## [Prompt]
Using the records provided below, locate and copy each line that contains the word "this".

## [Excerpted data]
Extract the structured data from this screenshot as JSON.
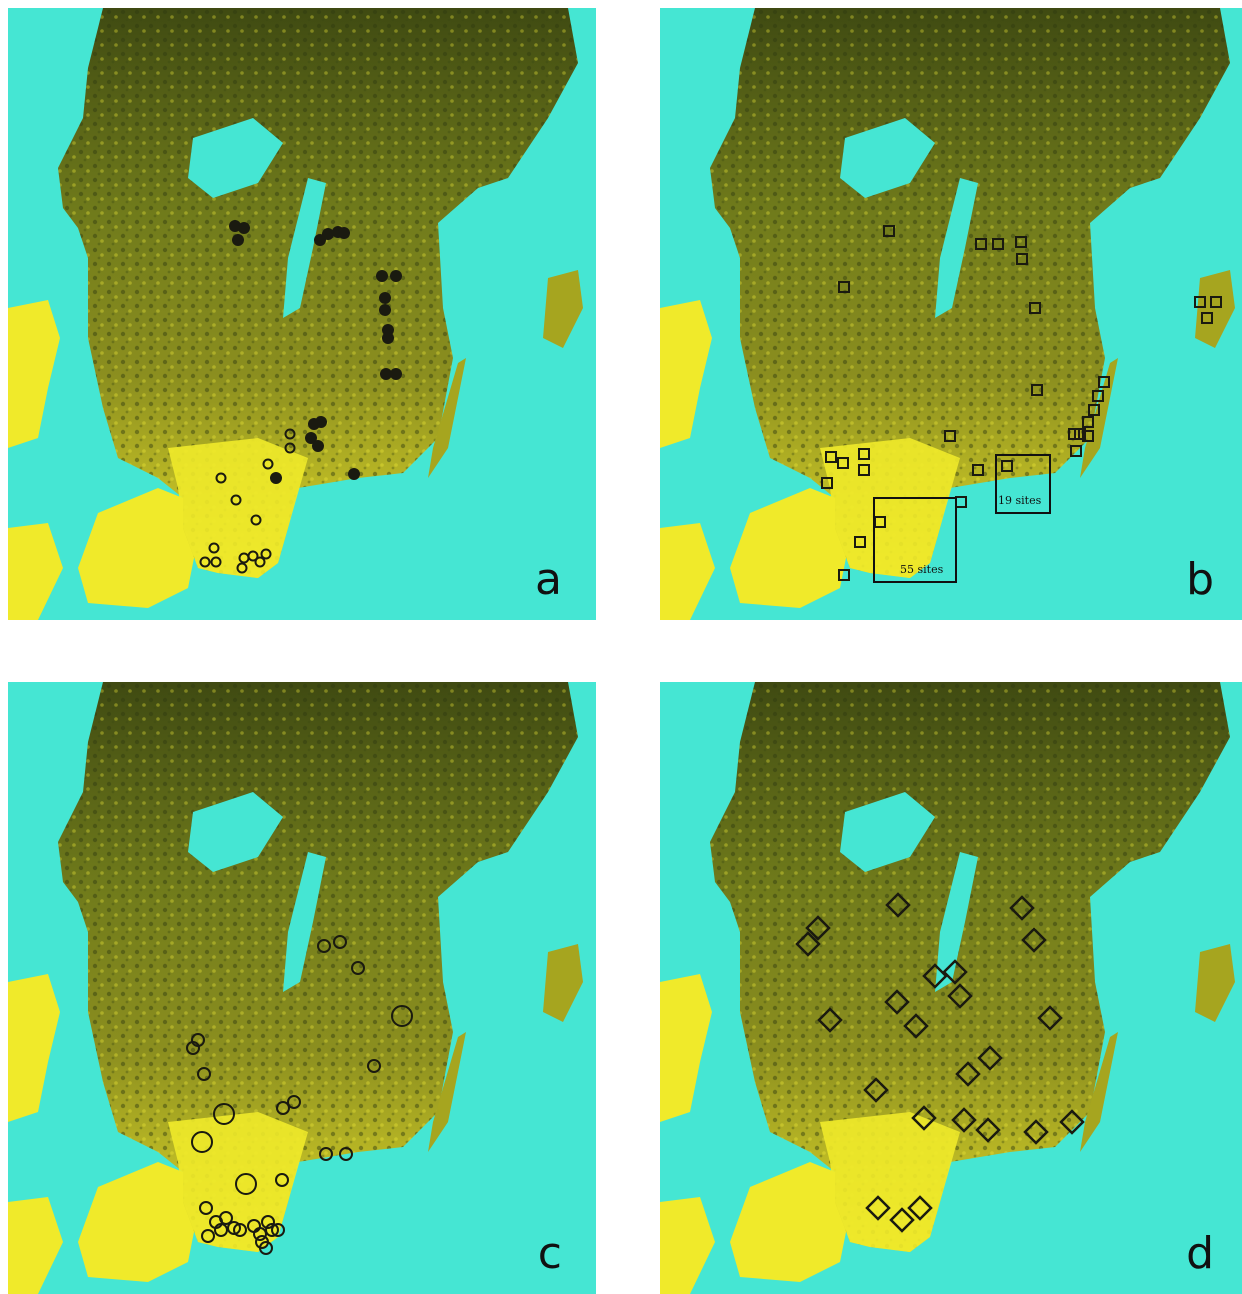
{
  "colors": {
    "sea": "#45e6d3",
    "land_yellow": "#f0ea2a",
    "land_olive": "#a6a51f",
    "land_dark": "#4f5a18",
    "lake": "#45e6d3",
    "marker": "#1a1a10"
  },
  "panels": [
    {
      "id": "a",
      "label": "a",
      "marker_type": "filled-and-open-circles"
    },
    {
      "id": "b",
      "label": "b",
      "marker_type": "squares",
      "boxes": [
        {
          "label": "55 sites"
        },
        {
          "label": "19 sites"
        }
      ]
    },
    {
      "id": "c",
      "label": "c",
      "marker_type": "circles-varied-size"
    },
    {
      "id": "d",
      "label": "d",
      "marker_type": "diamonds"
    }
  ]
}
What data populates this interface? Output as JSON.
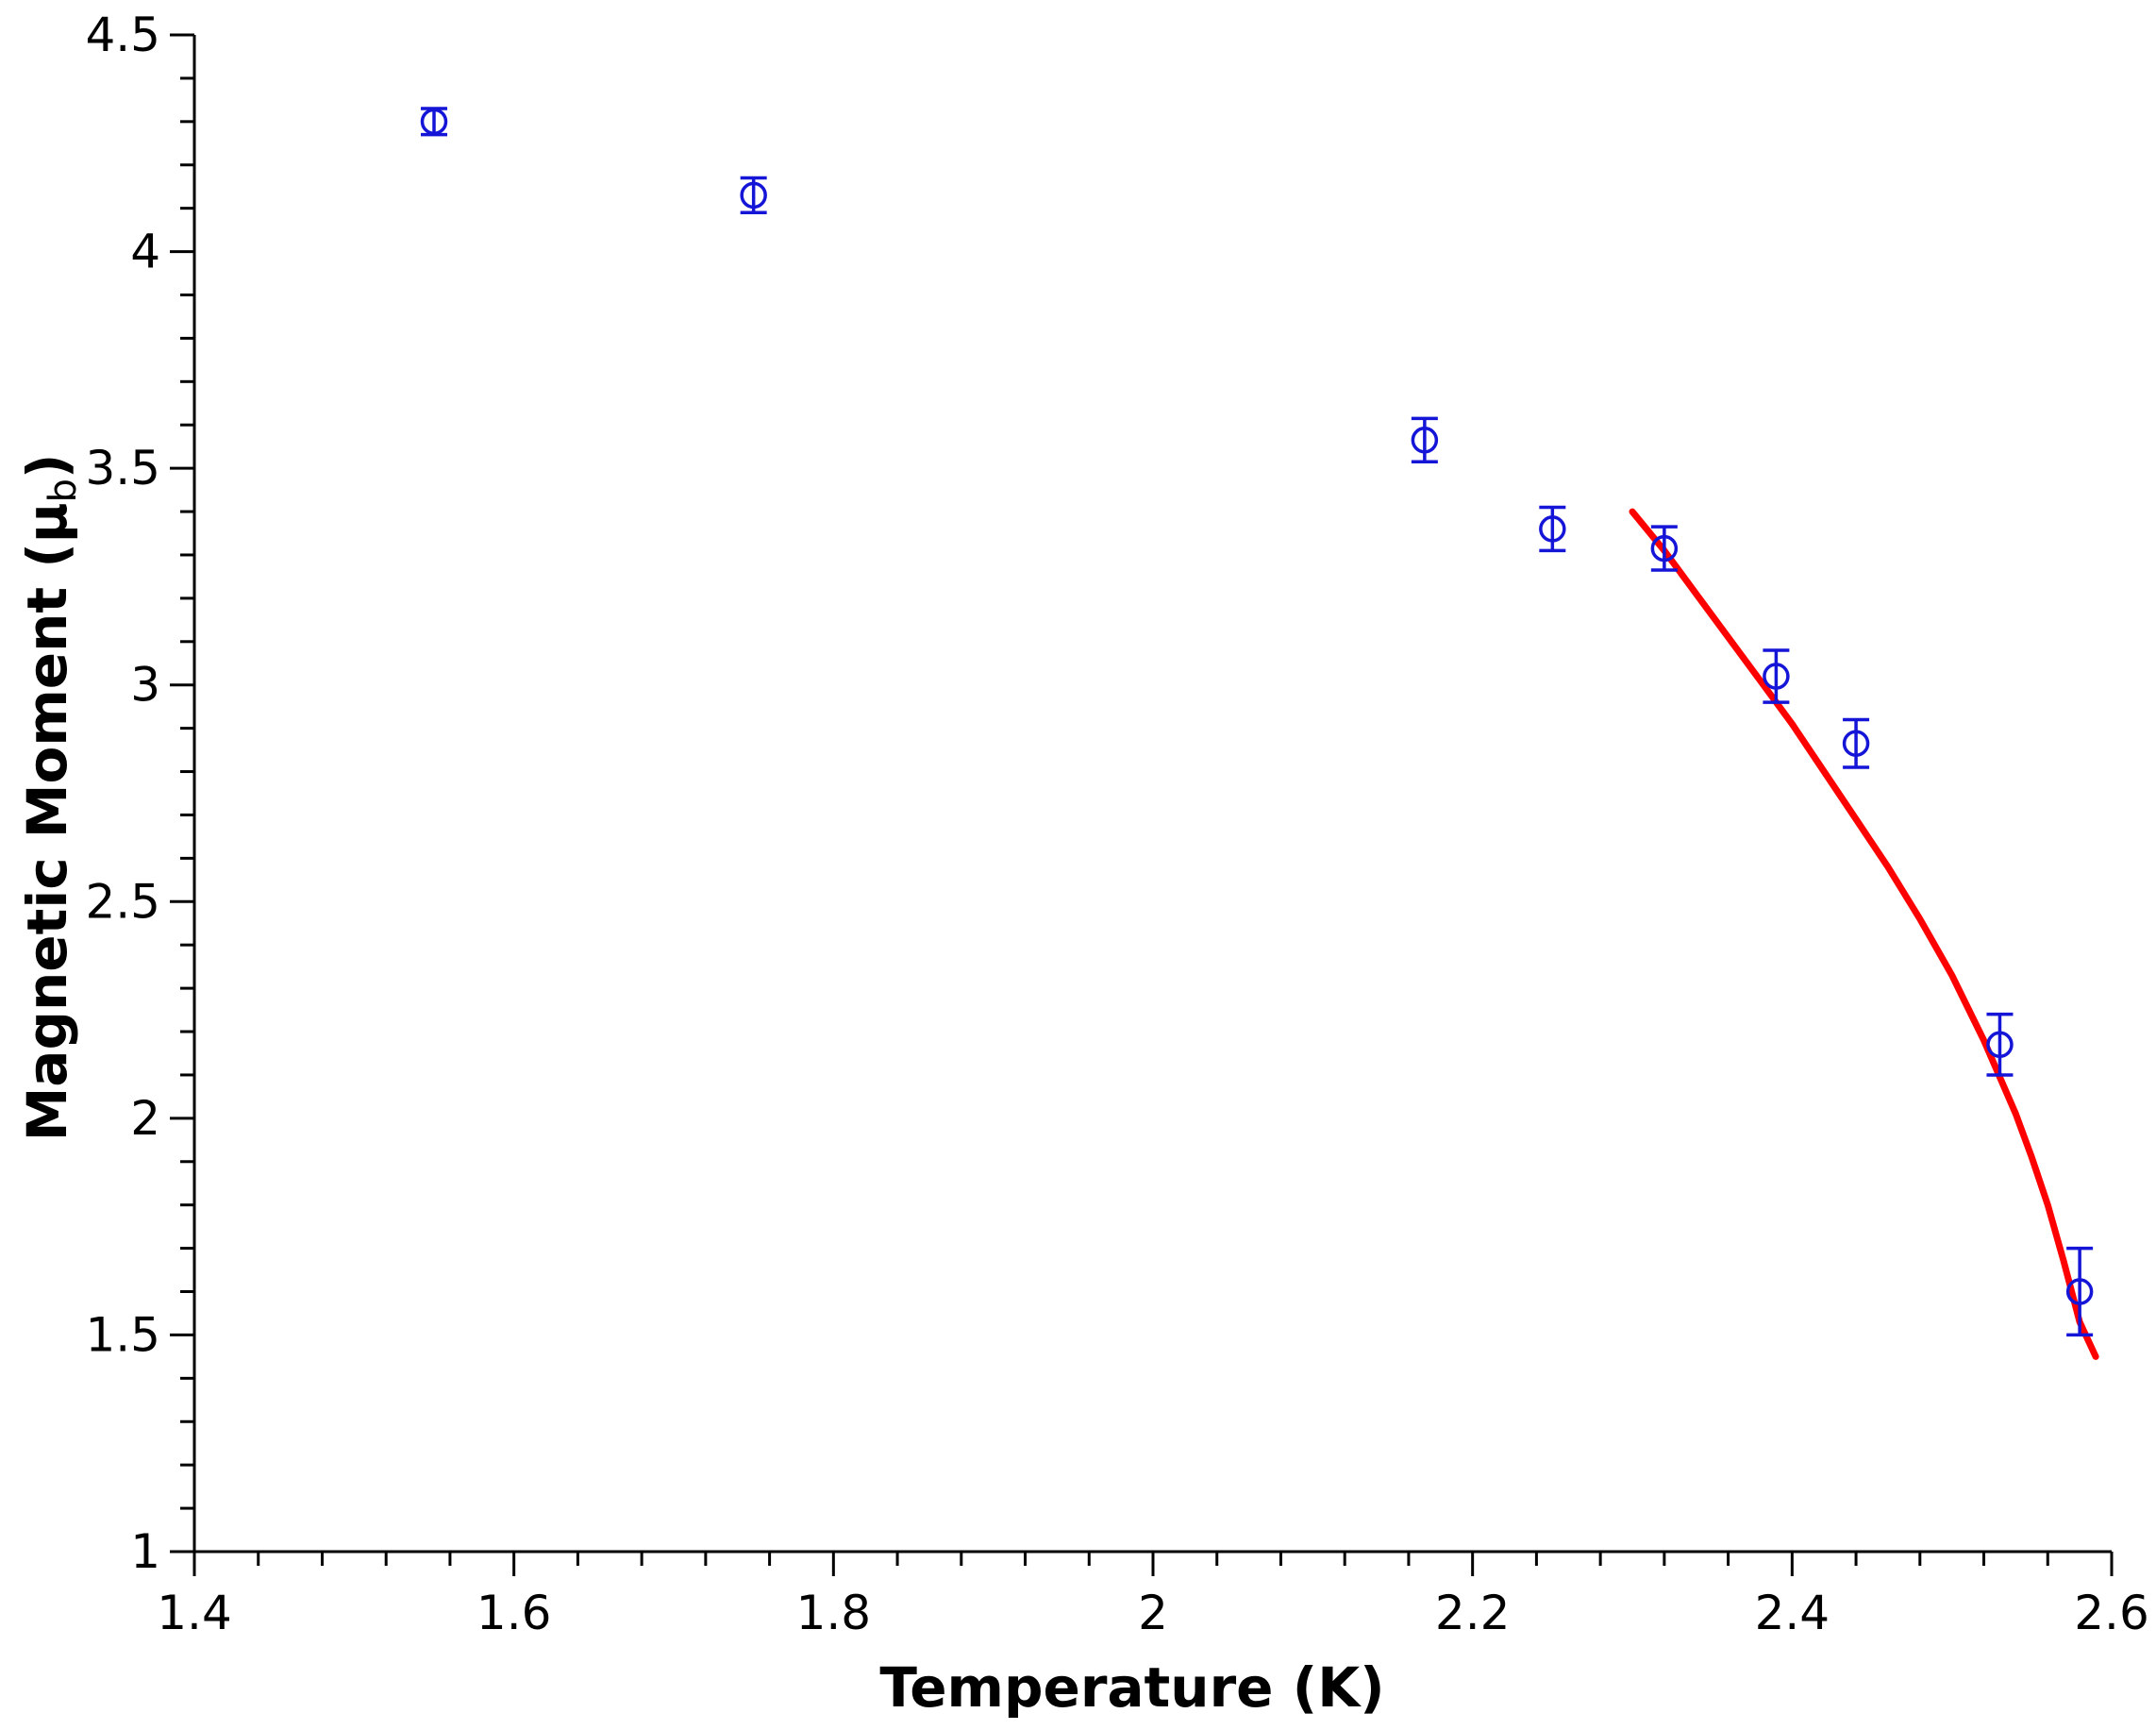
{
  "chart_data": {
    "type": "scatter",
    "title": "",
    "xlabel": "Temperature (K)",
    "ylabel": "Magnetic Moment (μb)",
    "ylabel_main": "Magnetic Moment (μ",
    "ylabel_sub": "b",
    "ylabel_close": ")",
    "xlim": [
      1.4,
      2.6
    ],
    "ylim": [
      1,
      4.5
    ],
    "x_major_ticks": [
      1.4,
      1.6,
      1.8,
      2,
      2.2,
      2.4,
      2.6
    ],
    "x_tick_labels": [
      "1.4",
      "1.6",
      "1.8",
      "2",
      "2.2",
      "2.4",
      "2.6"
    ],
    "x_minor_step": 0.04,
    "y_major_ticks": [
      1,
      1.5,
      2,
      2.5,
      3,
      3.5,
      4,
      4.5
    ],
    "y_tick_labels": [
      "1",
      "1.5",
      "2",
      "2.5",
      "3",
      "3.5",
      "4",
      "4.5"
    ],
    "y_minor_step": 0.1,
    "grid": false,
    "series": [
      {
        "kind": "points-with-errorbars",
        "marker": "open-circle",
        "color": "#1515d8",
        "x": [
          1.55,
          1.75,
          2.17,
          2.25,
          2.32,
          2.39,
          2.44,
          2.53,
          2.58
        ],
        "y": [
          4.3,
          4.13,
          3.565,
          3.36,
          3.315,
          3.02,
          2.865,
          2.17,
          1.6
        ],
        "yerr": [
          0.03,
          0.04,
          0.05,
          0.05,
          0.05,
          0.06,
          0.055,
          0.07,
          0.1
        ]
      },
      {
        "kind": "fit-line",
        "color": "#ff0000",
        "x": [
          2.3,
          2.32,
          2.34,
          2.36,
          2.38,
          2.4,
          2.42,
          2.44,
          2.46,
          2.48,
          2.5,
          2.52,
          2.54,
          2.55,
          2.56,
          2.57,
          2.58,
          2.59
        ],
        "y": [
          3.4,
          3.31,
          3.21,
          3.11,
          3.01,
          2.91,
          2.8,
          2.69,
          2.58,
          2.46,
          2.33,
          2.18,
          2.01,
          1.91,
          1.8,
          1.67,
          1.53,
          1.45
        ]
      }
    ]
  }
}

## [Reply to the task]
Extract the structured data from this screenshot as JSON.
What data populates this interface? Output as JSON.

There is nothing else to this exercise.